## [Quoted passage]
== == ==

In the cases described here, the tufted angioma manifested during childhood. However, its presence at birth, as seen in case 2, is observed quite rarely [3]. Both its localization at the thorax and its slow evolution are among the typical characterisitcs of this tumour [1, 3, 4]. In addition, the tenderness described in case one is quite often observed [3, 4, 6, 8-10].

In both cases, the histological analysis revealed well-circumscribed tufts composed of solid tumour cells under a slightly changed epidermis. These showed the "cannonball" aspect described by Wilson Jones [3]. At the periphery of the lobuli, crescent-shaped, dilated vascular clefts could be observed. The conglomerates of capillary spaces may resemble renal glomeruli, similar to the histological features found in glomeruloid haemangioma [3, 4, 8]. The tumour cells were cytologically bland, but with an increased proliferative activity (Ki 67-positive) in 5-100% of all cells. The immunopositivity for CD31 and CD34 indicates the endothelial differentiation of the solid tumour cells shaping the lobuli. At the same time, however, only in those parts of the tumour which were identifiable as vascular structures, could a positivity of the endothelial cells towards factor VIII-related antigen be found. This shows a certain immaturity of the neoplastic endothelium. Along with the identification of smooth muscle actin, the existence of a second cellular tumour component, the pericytes, could be shown. There was no inflammatory infiltrate.

To date no therapeutic concept for the treatment of tufted angioma has been established. However, the successful administration of interferon alpha has been recently reported [9, 19]. Therefore, in case 1 we administered interferon alpha s.c. for 3 months. The tumour stopped growing, although a complete remission was not achieved. Nevertheless, this facilitated the surgical intervention. Interferon therpay has been reported to be efficacious in other vascular tumours and malformations. For example, good results were described in relation to Kaposi's sarcoma, pulmonary haemangiomatosis as well as in some recalcitrant cases of haemangioma [20-22]. The exact mode of action, however, is still unknown. Results obtained from animal studies (mice) however, indicate direct inhibition of angiogenesis by interferon-alpha [23]. Other authors report a reduced motility of capillary endothelial cells [24]. Likewise, the inhibition of both the proliferation of smooth muscle cells and capillary endothelial cells could explain the effect of interferon-alpha in angiomatous neoplasms and malformations [25].

== == ==

## [Records provided]
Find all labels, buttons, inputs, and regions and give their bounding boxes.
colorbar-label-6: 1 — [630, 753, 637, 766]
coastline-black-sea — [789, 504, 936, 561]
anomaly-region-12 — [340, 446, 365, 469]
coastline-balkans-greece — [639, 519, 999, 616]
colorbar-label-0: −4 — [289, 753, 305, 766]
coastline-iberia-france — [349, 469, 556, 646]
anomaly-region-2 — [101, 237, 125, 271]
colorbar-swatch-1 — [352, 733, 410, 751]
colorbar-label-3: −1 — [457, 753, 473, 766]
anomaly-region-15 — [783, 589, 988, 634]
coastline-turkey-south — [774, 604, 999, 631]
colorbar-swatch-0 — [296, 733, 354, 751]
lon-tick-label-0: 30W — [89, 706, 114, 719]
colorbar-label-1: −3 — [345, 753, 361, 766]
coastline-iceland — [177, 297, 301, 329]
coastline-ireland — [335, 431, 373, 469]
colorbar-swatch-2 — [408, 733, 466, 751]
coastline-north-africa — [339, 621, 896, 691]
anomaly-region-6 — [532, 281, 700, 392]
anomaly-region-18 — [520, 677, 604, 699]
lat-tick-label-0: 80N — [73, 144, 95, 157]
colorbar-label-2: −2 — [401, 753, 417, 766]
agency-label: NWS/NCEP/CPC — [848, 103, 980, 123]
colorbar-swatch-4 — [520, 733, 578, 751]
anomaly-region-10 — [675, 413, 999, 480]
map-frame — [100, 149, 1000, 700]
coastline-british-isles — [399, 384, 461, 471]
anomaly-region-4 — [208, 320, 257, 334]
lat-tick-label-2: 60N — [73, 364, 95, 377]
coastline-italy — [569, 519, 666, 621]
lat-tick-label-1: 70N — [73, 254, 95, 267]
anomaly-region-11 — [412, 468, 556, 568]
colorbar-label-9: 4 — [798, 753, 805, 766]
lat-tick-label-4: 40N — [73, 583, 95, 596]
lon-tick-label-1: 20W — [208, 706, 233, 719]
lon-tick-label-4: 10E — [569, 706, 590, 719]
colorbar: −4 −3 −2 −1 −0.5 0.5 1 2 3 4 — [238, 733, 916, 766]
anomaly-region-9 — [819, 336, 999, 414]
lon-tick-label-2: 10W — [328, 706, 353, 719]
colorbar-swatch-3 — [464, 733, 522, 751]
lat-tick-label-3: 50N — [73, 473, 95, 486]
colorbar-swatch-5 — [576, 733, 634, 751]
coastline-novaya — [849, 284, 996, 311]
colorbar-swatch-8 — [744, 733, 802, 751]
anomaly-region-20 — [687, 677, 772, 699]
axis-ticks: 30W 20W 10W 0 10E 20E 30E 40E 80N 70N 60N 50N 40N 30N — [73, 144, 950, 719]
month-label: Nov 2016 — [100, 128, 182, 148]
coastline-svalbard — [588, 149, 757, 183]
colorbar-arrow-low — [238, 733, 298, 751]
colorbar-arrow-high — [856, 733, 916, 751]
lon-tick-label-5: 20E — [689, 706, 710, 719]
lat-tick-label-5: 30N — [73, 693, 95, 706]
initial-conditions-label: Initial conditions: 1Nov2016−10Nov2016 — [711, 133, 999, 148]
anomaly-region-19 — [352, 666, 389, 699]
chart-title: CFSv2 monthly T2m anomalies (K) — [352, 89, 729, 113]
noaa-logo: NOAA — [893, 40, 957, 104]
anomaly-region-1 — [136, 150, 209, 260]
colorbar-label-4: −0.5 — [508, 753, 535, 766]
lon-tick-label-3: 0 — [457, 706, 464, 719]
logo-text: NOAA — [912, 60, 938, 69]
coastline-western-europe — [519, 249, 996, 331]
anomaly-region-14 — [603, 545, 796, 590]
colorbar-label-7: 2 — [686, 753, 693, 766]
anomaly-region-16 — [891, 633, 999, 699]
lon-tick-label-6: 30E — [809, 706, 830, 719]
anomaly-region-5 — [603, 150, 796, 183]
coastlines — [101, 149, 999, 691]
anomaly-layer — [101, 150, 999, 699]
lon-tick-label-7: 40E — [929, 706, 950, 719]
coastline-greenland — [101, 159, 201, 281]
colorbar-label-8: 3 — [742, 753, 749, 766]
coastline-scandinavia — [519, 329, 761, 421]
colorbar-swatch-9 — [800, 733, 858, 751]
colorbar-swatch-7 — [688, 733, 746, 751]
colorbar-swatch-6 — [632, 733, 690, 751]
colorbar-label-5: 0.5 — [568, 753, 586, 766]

== == ==

## [Actions to take]
a - Set down the passage from the tufted angioma discussion word for word, between "In the cases" and "4, 6, 8-10].", inclusive.
b - Take the discussion of tufted angioma further, picking up after its last sentence.

## [List of answers]
a -
In the cases described here, the tufted angioma manifested during childhood. However, its presence at birth, as seen in case 2, is observed quite rarely [3]. Both its localization at the thorax and its slow evolution are among the typical characterisitcs of this tumour [1, 3, 4]. In addition, the tenderness described in case one is quite often observed [3, 4, 6, 8-10].

b -
The response of tufted angioma to interferon therapy, however, varies greatly. Contrary to the almost complete remissions reported by Suarez et al. and Park et al. after interferon therapy, we observed only a partial remission [9, 19]. Munn et al. even reported a further progression of tufted angioma after an initial improvement [15]. A high-dose systemic steroid therapy, however, led to a good response in this case. In contrast, local application of clobetasol in the case described by Berstein et al. only reduced the tenderness and painfulness [8]. Léauté-Labrèze et al. treated a case of Kasabach-Merritt syndrome following congenital tufted angioma with acetylsalicylic acid [18]. As well as an increase in the thrombocyte cell count, the therapy also led to a dramatic reduction of the tumour. However, with interferon therapy, which was later administered into the remaining tumour, only a very slight improvement was achieved. Given the low number of case reports published so far, a general recommendation of interferon therapy is not yet justified, but it may be an alternative in cases where surgical treatment is not possible.

There have also been mixed results with laser therapy (argon-laser and dye-laser) [8, 16]. In our view, surgery is preferable in cases of smaller, circumscribed lesions, interferon alpha has a certain antiproliferative effect, but standardized treatments are not yet available.